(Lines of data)

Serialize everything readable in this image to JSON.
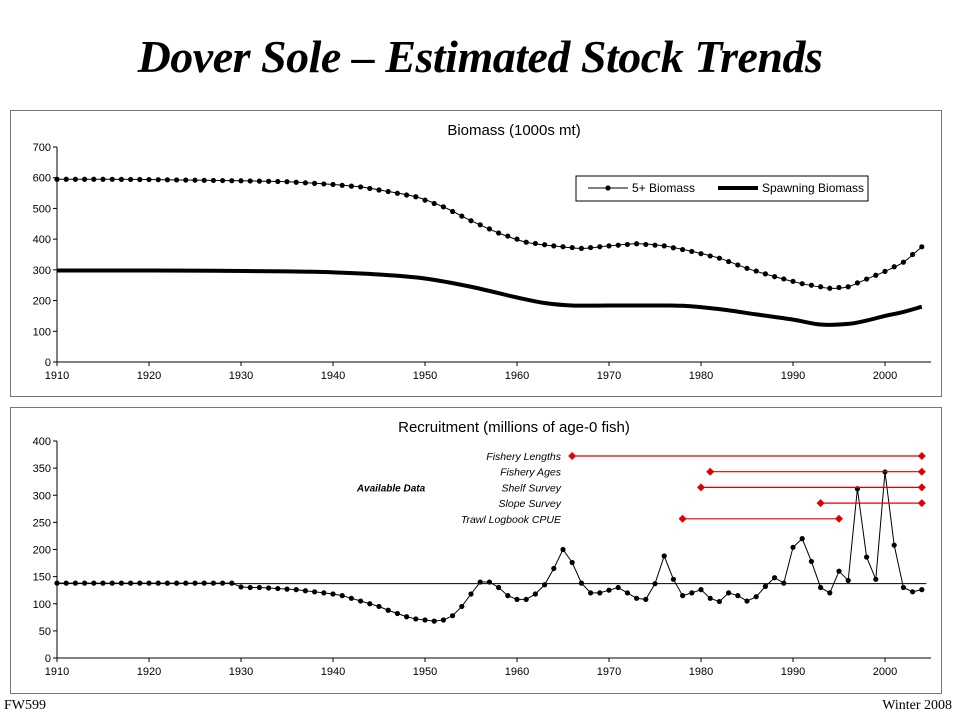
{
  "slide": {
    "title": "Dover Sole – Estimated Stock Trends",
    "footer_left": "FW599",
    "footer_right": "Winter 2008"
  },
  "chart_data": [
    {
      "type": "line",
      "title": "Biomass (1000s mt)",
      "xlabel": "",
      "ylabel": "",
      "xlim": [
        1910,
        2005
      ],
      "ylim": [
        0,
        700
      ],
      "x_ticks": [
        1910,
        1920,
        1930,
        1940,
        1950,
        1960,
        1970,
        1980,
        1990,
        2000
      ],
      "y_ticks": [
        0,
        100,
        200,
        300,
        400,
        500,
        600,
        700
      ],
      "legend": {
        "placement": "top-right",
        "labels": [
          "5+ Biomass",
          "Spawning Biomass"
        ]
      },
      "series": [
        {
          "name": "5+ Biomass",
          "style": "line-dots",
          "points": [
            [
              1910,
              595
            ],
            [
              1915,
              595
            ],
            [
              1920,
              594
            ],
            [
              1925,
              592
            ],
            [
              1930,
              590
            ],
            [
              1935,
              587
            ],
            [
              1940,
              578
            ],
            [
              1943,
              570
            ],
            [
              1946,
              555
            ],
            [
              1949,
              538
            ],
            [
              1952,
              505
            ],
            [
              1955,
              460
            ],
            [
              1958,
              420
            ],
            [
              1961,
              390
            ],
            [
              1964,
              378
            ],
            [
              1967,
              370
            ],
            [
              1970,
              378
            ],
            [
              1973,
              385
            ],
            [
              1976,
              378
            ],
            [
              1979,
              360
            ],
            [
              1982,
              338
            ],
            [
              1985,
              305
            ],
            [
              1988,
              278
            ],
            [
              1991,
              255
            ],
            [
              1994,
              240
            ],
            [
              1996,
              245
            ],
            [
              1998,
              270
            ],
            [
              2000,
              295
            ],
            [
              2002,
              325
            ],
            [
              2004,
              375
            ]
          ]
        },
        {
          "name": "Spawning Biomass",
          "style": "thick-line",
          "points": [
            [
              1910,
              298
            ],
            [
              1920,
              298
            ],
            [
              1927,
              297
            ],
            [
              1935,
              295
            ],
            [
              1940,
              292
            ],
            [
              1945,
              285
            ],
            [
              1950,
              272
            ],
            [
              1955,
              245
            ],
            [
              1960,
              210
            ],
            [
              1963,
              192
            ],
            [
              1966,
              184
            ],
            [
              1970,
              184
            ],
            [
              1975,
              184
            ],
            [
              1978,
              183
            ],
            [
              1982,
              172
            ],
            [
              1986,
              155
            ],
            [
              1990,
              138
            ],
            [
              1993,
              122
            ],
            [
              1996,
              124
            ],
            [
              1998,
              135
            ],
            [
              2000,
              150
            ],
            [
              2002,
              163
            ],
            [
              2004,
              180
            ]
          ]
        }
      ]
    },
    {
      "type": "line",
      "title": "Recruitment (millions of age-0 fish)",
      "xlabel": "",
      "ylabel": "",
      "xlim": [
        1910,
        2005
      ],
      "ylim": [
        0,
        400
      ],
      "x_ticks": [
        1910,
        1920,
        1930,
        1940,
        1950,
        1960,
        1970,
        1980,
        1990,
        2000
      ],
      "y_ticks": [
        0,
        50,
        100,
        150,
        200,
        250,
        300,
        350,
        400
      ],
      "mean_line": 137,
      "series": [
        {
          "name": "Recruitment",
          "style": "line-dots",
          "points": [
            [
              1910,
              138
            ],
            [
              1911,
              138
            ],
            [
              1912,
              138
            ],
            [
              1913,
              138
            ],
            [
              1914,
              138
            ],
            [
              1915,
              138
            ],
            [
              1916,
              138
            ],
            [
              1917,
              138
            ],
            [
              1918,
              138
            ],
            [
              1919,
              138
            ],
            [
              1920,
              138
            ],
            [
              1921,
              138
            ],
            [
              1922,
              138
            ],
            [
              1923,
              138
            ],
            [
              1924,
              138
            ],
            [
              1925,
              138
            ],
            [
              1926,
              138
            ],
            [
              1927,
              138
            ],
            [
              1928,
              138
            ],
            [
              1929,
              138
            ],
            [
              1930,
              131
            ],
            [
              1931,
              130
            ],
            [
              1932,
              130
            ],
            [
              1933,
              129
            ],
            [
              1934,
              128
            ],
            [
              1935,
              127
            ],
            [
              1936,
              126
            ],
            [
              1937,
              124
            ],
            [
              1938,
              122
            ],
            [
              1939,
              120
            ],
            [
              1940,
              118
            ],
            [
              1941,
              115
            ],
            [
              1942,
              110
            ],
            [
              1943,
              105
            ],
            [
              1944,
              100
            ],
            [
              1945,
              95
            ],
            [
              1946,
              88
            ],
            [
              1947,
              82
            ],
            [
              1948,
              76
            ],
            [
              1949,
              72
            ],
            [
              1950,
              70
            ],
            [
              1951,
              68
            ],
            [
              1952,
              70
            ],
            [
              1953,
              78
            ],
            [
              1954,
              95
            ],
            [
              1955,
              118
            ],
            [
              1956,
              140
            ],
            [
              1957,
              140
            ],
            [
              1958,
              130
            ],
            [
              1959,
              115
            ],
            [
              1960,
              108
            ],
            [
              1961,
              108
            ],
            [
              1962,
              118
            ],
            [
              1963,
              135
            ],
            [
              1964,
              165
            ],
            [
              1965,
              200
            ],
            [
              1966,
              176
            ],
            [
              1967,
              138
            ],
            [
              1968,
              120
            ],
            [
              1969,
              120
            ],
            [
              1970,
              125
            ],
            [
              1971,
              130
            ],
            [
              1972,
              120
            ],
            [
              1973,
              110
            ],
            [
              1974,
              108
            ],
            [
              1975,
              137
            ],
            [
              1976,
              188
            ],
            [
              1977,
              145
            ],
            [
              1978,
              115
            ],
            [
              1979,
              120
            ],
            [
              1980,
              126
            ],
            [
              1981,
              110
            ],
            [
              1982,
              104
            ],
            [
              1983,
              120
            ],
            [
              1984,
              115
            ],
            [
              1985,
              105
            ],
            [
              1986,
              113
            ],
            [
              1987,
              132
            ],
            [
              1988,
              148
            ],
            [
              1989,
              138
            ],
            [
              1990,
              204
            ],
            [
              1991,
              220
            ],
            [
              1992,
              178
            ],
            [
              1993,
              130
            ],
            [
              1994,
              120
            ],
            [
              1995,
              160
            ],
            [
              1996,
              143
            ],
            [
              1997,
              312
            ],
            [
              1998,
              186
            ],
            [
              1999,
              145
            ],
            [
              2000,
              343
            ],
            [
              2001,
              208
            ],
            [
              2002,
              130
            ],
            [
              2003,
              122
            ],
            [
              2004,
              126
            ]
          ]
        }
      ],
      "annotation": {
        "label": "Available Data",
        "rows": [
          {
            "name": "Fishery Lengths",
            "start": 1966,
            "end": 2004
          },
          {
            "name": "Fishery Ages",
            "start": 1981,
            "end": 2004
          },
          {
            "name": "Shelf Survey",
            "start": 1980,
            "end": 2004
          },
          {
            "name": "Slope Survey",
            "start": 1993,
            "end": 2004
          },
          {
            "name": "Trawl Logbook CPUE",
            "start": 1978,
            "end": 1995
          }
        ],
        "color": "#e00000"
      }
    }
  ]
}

* [What you should do]
Find every line in the listing that holds the string "Spawning", then say how many there are as a bare number.

* [Response to this exercise]
2